* **OBJECTIVE**: Lines containing the string "专精特新" are to be collected in full.

* **PROVIDED RECORDS**:

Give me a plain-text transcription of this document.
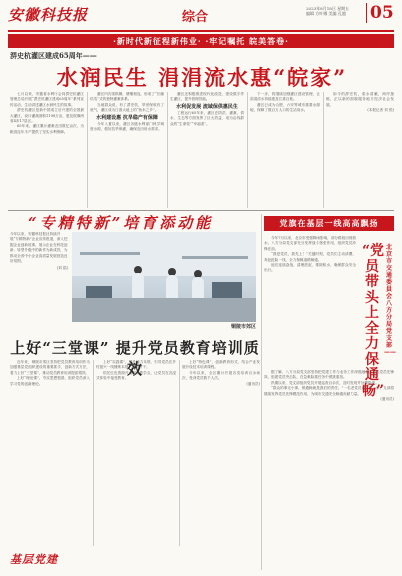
安徽科技报	综合
2023年8月18日 星期五
编辑 方叶娜 美编 孔越	05
·新时代新征程新伟业· ·牢记嘱托 皖美答卷·
淠史杭灌区建成65周年——
水润民生 涓涓流水惠“皖家”

七月以来，安徽省水利厅会同淠史杭灌区管理总局开展“淠史杭灌区建成65周年”系列宣传活动，生动讲述灌区水润民生的故事。

淠史杭灌区是新中国成立后兴建的全国最大灌区，设计灌溉面积1198万亩，惠及皖豫两省4市17县区。

65年来，灌区累计灌溉农田数亿亩次，为粮食连年丰产提供了坚实水利保障。

灌区内沟渠纵横，塘堰相连，形成了“长藤结瓜”式的独特灌溉体系。

当地群众说，有了淠史杭，旱涝保收有了底气，灌区成为江淮大地上的“鱼米之乡”。

水利建设惠 抗旱稳产有保障

今年入夏以来，灌区各级水利部门科学调度水源，做好抗旱保灌，确保农田用水需求。

灌区还积极推进现代化改造，建设数字孪生灌区，提升管理效能。

水利促发展 流域保供惠民生

工程运行65年来，灌区在防洪、灌溉、供水、生态等方面发挥了巨大效益，成为沿线群众的“生命渠”“幸福渠”。

下一步，将继续加强灌区建设管理，让涓涓清水持续惠及江淮百姓。

灌区已成为合肥、六安等城市重要水源地，保障了数百万人口的生活用水。

如今的淠史杭，渠水清澈，两岸葱郁，正以新的面貌服务地方经济社会发展。

(本报记者 刘 悦)

“专精特新”培育添动能

今年以来，安徽科技报社持续开展“专精特新”企业宣传报道，深入挖掘企业创新故事，展示企业在科技创新、转型升级中的新作为新成效，为推动全省中小企业高质量发展营造良好氛围。

(刘 铭)

铜陵市郊区
上好“三堂课” 提升党员教育培训质效

近年来，铜陵市郊区坚持把党员教育培训作为加强基层党组织建设的重要抓手，创新方式方法，着力上好“三堂课”，推动党员教育培训提质增效。

上好“理论课”，夯实思想根基，组织党员深入学习党的创新理论。

上好“实践课”，提升能力本领，引导党员在乡村振兴一线锤炼本领、增长才干。

依托红色资源开设现场教学点，让党员在沉浸式体验中接受教育。

上好“特色课”，创新教育形式，结合产业发展开设技术培训课程。

今年以来，全区累计开展各类培训百余场次，受训党员数千人次。

(通讯员)

基层党建
党旗在基层一线高高飘扬
北京市交通委員会八方分局党支部——
“党员带头上 全力保通畅”

今年7月以来，北京市受强降雨影响，部分路段出现积水。八方分局党支部充分发挥战斗堡垒作用，组织党员冲锋在前。

“我是党员，我先上！”关键时刻，党员们主动请缨，奔赴抢险一线，全力保障道路畅通。

他们连续奋战，清理淤泥、排除积水，确保群众安全出行。

据了解，八方分局党支部坚持把党建工作与业务工作深度融合，建立党员先锋岗，组建党员突击队，在急难险重任务中勇挑重担。

汛期以来，党支部组织党员开展巡查百余次，及时发现并处置隐患。

“群众的事无小事，保通畅就是我们的责任。”一名老党员说。下一步，支部将继续发挥党员先锋模范作用，为城市交通安全畅通贡献力量。

(通讯员)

* **ANSWER TO THE PROBLEM**:
“专精特新”培育添动能
今年以来，安徽科技报社持续开展“专精特新”企业宣传报道，深入挖掘企业创新故事，展示企业在科技创新、转型升级中的新作为新成效，为推动全省中小企业高质量发展营造良好氛围。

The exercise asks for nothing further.